(Requirements)
Would you restate all the data that follows, word for word?

Figure content listings
--------------------------------

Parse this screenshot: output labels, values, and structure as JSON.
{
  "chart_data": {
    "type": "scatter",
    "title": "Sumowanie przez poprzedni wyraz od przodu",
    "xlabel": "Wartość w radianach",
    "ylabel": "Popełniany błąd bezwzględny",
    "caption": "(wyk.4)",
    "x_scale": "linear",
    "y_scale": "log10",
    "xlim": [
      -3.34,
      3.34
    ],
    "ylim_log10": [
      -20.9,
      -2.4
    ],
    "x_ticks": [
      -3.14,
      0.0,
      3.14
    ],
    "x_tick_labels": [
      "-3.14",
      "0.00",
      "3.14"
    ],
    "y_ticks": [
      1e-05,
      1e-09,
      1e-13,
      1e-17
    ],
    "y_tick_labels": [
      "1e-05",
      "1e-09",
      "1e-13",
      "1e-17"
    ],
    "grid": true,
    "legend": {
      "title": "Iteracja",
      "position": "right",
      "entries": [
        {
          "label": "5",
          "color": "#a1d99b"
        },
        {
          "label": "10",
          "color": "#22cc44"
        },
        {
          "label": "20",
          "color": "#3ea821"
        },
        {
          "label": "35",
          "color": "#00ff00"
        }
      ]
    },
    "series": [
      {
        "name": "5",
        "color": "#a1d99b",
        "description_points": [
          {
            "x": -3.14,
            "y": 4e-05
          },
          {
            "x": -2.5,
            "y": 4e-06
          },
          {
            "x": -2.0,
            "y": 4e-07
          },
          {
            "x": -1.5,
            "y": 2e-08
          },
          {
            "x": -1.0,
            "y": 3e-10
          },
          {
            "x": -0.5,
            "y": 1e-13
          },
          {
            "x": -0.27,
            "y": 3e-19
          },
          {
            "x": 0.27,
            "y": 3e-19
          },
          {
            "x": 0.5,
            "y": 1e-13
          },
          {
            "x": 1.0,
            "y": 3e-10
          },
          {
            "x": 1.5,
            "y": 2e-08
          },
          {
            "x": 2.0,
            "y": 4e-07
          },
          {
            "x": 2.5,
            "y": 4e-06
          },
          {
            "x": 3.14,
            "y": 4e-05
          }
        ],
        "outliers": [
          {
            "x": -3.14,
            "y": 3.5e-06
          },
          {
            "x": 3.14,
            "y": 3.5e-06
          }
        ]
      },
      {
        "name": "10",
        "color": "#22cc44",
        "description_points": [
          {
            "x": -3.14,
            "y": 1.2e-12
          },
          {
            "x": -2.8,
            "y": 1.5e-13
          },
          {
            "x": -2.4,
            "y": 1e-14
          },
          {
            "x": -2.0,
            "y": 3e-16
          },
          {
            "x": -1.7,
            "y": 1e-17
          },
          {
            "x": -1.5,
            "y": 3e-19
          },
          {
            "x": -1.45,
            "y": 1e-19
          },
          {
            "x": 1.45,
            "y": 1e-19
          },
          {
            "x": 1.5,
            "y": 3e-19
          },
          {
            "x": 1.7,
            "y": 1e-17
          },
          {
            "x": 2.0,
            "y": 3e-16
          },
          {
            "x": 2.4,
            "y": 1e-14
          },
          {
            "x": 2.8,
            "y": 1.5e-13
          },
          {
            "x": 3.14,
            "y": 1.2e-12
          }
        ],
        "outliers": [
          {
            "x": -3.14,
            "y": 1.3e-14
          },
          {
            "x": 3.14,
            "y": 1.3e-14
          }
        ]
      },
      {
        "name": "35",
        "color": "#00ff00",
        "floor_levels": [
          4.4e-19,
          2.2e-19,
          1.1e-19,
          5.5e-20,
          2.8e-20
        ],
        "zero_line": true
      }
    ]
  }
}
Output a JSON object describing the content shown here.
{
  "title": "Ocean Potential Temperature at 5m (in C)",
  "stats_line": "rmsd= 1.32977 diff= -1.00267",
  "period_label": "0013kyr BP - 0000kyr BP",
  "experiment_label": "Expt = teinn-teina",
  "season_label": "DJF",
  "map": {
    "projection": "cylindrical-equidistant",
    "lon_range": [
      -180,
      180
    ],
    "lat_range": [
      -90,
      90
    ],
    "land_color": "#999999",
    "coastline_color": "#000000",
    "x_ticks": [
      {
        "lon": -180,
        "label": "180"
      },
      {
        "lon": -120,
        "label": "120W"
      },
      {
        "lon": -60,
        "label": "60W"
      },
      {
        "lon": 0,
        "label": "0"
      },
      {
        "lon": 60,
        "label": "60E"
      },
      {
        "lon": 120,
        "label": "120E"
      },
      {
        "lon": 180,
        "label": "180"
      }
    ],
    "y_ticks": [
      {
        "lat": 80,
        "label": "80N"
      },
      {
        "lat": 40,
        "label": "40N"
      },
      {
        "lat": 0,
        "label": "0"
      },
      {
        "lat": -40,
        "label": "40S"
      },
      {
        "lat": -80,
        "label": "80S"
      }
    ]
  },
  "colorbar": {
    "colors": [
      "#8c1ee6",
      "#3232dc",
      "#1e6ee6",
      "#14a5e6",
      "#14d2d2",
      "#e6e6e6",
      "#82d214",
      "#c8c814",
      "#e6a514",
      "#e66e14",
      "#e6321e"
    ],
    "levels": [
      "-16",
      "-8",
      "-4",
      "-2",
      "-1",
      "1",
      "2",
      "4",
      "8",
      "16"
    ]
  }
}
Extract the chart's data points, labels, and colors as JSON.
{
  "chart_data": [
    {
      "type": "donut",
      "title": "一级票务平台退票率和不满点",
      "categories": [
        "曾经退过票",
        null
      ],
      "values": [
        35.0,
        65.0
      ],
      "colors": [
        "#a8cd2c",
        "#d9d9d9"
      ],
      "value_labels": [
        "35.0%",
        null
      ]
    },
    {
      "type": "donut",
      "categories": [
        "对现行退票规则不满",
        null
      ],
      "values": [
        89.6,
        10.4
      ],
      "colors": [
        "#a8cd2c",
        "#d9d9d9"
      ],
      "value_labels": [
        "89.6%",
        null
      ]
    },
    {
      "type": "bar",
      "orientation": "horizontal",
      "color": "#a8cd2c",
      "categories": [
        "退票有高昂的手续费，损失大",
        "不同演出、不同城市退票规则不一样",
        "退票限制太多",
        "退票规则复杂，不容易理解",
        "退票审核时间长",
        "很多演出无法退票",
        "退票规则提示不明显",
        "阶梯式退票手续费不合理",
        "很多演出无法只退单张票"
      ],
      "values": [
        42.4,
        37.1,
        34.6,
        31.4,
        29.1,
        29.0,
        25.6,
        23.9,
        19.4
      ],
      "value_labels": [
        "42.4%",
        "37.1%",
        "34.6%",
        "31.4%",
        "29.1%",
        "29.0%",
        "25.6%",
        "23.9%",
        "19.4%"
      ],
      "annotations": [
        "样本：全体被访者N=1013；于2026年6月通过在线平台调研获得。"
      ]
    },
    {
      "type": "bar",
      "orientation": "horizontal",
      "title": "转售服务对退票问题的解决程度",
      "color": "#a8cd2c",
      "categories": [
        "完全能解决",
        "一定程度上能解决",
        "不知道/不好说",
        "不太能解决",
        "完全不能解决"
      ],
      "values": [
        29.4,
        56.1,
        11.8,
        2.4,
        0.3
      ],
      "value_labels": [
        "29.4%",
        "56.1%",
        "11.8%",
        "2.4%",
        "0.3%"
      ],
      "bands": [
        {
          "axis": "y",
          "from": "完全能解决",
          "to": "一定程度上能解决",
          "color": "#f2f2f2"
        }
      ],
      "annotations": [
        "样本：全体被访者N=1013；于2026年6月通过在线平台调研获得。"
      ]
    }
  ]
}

--------------------------------

(Answer to this exercise)
Parse this screenshot: output labels, values, and structure as JSON.
{
  "chart_data": {
    "type": "scatter",
    "title": "Sumowanie przez poprzedni wyraz od przodu",
    "xlabel": "Wartość w radianach",
    "ylabel": "Popełniany błąd bezwzględny",
    "caption": "(wyk.4)",
    "x_scale": "linear",
    "y_scale": "log10",
    "xlim": [
      -3.34,
      3.34
    ],
    "ylim_log10": [
      -20.9,
      -2.4
    ],
    "x_ticks": [
      -3.14,
      0.0,
      3.14
    ],
    "x_tick_labels": [
      "-3.14",
      "0.00",
      "3.14"
    ],
    "y_ticks": [
      1e-05,
      1e-09,
      1e-13,
      1e-17
    ],
    "y_tick_labels": [
      "1e-05",
      "1e-09",
      "1e-13",
      "1e-17"
    ],
    "grid": true,
    "legend": {
      "title": "Iteracja",
      "position": "right",
      "entries": [
        {
          "label": "5",
          "color": "#a1d99b"
        },
        {
          "label": "10",
          "color": "#22cc44"
        },
        {
          "label": "20",
          "color": "#3ea821"
        },
        {
          "label": "35",
          "color": "#00ff00"
        }
      ]
    },
    "series": [
      {
        "name": "5",
        "color": "#a1d99b",
        "description_points": [
          {
            "x": -3.14,
            "y": 4e-05
          },
          {
            "x": -2.5,
            "y": 4e-06
          },
          {
            "x": -2.0,
            "y": 4e-07
          },
          {
            "x": -1.5,
            "y": 2e-08
          },
          {
            "x": -1.0,
            "y": 3e-10
          },
          {
            "x": -0.5,
            "y": 1e-13
          },
          {
            "x": -0.27,
            "y": 3e-19
          },
          {
            "x": 0.27,
            "y": 3e-19
          },
          {
            "x": 0.5,
            "y": 1e-13
          },
          {
            "x": 1.0,
            "y": 3e-10
          },
          {
            "x": 1.5,
            "y": 2e-08
          },
          {
            "x": 2.0,
            "y": 4e-07
          },
          {
            "x": 2.5,
            "y": 4e-06
          },
          {
            "x": 3.14,
            "y": 4e-05
          }
        ],
        "outliers": [
          {
            "x": -3.14,
            "y": 3.5e-06
          },
          {
            "x": 3.14,
            "y": 3.5e-06
          }
        ]
      },
      {
        "name": "10",
        "color": "#22cc44",
        "description_points": [
          {
            "x": -3.14,
            "y": 1.2e-12
          },
          {
            "x": -2.8,
            "y": 1.5e-13
          },
          {
            "x": -2.4,
            "y": 1e-14
          },
          {
            "x": -2.0,
            "y": 3e-16
          },
          {
            "x": -1.7,
            "y": 1e-17
          },
          {
            "x": -1.5,
            "y": 3e-19
          },
          {
            "x": -1.45,
            "y": 1e-19
          },
          {
            "x": 1.45,
            "y": 1e-19
          },
          {
            "x": 1.5,
            "y": 3e-19
          },
          {
            "x": 1.7,
            "y": 1e-17
          },
          {
            "x": 2.0,
            "y": 3e-16
          },
          {
            "x": 2.4,
            "y": 1e-14
          },
          {
            "x": 2.8,
            "y": 1.5e-13
          },
          {
            "x": 3.14,
            "y": 1.2e-12
          }
        ],
        "outliers": [
          {
            "x": -3.14,
            "y": 1.3e-14
          },
          {
            "x": 3.14,
            "y": 1.3e-14
          }
        ]
      },
      {
        "name": "35",
        "color": "#00ff00",
        "floor_levels": [
          4.4e-19,
          2.2e-19,
          1.1e-19,
          5.5e-20,
          2.8e-20
        ],
        "zero_line": true
      }
    ]
  }
}
Output a JSON object describing the content shown here.
{
  "title": "Ocean Potential Temperature at 5m (in C)",
  "stats_line": "rmsd= 1.32977 diff= -1.00267",
  "period_label": "0013kyr BP - 0000kyr BP",
  "experiment_label": "Expt = teinn-teina",
  "season_label": "DJF",
  "map": {
    "projection": "cylindrical-equidistant",
    "lon_range": [
      -180,
      180
    ],
    "lat_range": [
      -90,
      90
    ],
    "land_color": "#999999",
    "coastline_color": "#000000",
    "x_ticks": [
      {
        "lon": -180,
        "label": "180"
      },
      {
        "lon": -120,
        "label": "120W"
      },
      {
        "lon": -60,
        "label": "60W"
      },
      {
        "lon": 0,
        "label": "0"
      },
      {
        "lon": 60,
        "label": "60E"
      },
      {
        "lon": 120,
        "label": "120E"
      },
      {
        "lon": 180,
        "label": "180"
      }
    ],
    "y_ticks": [
      {
        "lat": 80,
        "label": "80N"
      },
      {
        "lat": 40,
        "label": "40N"
      },
      {
        "lat": 0,
        "label": "0"
      },
      {
        "lat": -40,
        "label": "40S"
      },
      {
        "lat": -80,
        "label": "80S"
      }
    ]
  },
  "colorbar": {
    "colors": [
      "#8c1ee6",
      "#3232dc",
      "#1e6ee6",
      "#14a5e6",
      "#14d2d2",
      "#e6e6e6",
      "#82d214",
      "#c8c814",
      "#e6a514",
      "#e66e14",
      "#e6321e"
    ],
    "levels": [
      "-16",
      "-8",
      "-4",
      "-2",
      "-1",
      "1",
      "2",
      "4",
      "8",
      "16"
    ]
  }
}
Extract the chart's data points, labels, and colors as JSON.
{
  "chart_data": [
    {
      "type": "donut",
      "title": "一级票务平台退票率和不满点",
      "categories": [
        "曾经退过票",
        null
      ],
      "values": [
        35.0,
        65.0
      ],
      "colors": [
        "#a8cd2c",
        "#d9d9d9"
      ],
      "value_labels": [
        "35.0%",
        null
      ]
    },
    {
      "type": "donut",
      "categories": [
        "对现行退票规则不满",
        null
      ],
      "values": [
        89.6,
        10.4
      ],
      "colors": [
        "#a8cd2c",
        "#d9d9d9"
      ],
      "value_labels": [
        "89.6%",
        null
      ]
    },
    {
      "type": "bar",
      "orientation": "horizontal",
      "color": "#a8cd2c",
      "categories": [
        "退票有高昂的手续费，损失大",
        "不同演出、不同城市退票规则不一样",
        "退票限制太多",
        "退票规则复杂，不容易理解",
        "退票审核时间长",
        "很多演出无法退票",
        "退票规则提示不明显",
        "阶梯式退票手续费不合理",
        "很多演出无法只退单张票"
      ],
      "values": [
        42.4,
        37.1,
        34.6,
        31.4,
        29.1,
        29.0,
        25.6,
        23.9,
        19.4
      ],
      "value_labels": [
        "42.4%",
        "37.1%",
        "34.6%",
        "31.4%",
        "29.1%",
        "29.0%",
        "25.6%",
        "23.9%",
        "19.4%"
      ],
      "annotations": [
        "样本：全体被访者N=1013；于2026年6月通过在线平台调研获得。"
      ]
    },
    {
      "type": "bar",
      "orientation": "horizontal",
      "title": "转售服务对退票问题的解决程度",
      "color": "#a8cd2c",
      "categories": [
        "完全能解决",
        "一定程度上能解决",
        "不知道/不好说",
        "不太能解决",
        "完全不能解决"
      ],
      "values": [
        29.4,
        56.1,
        11.8,
        2.4,
        0.3
      ],
      "value_labels": [
        "29.4%",
        "56.1%",
        "11.8%",
        "2.4%",
        "0.3%"
      ],
      "bands": [
        {
          "axis": "y",
          "from": "完全能解决",
          "to": "一定程度上能解决",
          "color": "#f2f2f2"
        }
      ],
      "annotations": [
        "样本：全体被访者N=1013；于2026年6月通过在线平台调研获得。"
      ]
    }
  ]
}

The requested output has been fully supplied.